THE PROBLEM:
Going through the material below, please gather all lines with the word "Rate" in them.

********************

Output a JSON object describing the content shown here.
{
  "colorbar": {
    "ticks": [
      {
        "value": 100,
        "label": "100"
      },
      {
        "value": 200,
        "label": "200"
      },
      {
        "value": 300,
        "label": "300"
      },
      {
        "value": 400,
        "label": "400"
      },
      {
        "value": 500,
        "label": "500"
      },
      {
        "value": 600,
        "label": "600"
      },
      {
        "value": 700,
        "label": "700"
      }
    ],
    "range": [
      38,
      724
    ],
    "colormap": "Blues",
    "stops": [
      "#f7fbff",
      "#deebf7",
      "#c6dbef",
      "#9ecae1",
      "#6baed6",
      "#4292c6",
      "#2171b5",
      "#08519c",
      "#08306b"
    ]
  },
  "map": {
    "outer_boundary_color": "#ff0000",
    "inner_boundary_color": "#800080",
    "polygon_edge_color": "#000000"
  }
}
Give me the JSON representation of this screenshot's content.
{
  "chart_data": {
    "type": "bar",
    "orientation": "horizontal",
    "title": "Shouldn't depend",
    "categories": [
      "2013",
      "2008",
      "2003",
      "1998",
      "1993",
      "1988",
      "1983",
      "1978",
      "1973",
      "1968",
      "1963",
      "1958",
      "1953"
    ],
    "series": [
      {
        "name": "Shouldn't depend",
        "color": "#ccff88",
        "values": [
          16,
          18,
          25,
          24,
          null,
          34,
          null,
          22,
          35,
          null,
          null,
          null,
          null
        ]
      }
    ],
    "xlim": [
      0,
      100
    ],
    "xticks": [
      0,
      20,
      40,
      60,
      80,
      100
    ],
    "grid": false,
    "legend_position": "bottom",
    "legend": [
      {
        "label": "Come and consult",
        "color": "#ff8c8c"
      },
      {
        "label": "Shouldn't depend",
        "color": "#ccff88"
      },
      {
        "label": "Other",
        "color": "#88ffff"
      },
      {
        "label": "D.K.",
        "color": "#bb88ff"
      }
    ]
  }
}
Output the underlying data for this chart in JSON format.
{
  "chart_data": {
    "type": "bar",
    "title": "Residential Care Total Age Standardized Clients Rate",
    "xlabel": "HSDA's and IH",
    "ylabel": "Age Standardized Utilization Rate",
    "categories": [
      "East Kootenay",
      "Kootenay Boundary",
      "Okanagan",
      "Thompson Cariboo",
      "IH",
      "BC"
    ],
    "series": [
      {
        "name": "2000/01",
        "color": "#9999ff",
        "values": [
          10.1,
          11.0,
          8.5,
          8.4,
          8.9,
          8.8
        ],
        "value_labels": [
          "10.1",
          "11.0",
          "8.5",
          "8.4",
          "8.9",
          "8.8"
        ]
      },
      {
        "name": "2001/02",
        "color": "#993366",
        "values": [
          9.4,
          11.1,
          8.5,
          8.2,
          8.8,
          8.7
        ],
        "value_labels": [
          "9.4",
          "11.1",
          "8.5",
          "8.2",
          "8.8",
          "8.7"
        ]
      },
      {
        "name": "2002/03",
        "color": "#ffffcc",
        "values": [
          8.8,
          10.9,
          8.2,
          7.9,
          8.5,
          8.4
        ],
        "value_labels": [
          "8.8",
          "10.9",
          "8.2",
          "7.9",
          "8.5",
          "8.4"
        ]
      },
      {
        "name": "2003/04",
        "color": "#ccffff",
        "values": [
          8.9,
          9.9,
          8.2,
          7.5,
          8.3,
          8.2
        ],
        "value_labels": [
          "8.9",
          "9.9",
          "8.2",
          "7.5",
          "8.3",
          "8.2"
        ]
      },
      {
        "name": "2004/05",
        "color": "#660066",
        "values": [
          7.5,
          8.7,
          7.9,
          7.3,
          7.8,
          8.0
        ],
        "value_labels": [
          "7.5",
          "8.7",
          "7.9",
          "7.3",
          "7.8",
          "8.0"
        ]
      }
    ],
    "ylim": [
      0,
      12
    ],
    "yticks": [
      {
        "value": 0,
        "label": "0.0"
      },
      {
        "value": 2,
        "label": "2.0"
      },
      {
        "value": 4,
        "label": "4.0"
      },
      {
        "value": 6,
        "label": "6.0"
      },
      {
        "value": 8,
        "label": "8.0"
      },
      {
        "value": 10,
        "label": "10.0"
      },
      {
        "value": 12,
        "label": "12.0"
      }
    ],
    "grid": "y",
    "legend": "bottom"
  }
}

********************

TASK SOLUTION:
    "title": "Residential Care Total Age Standardized Clients Rate",
    "ylabel": "Age Standardized Utilization Rate",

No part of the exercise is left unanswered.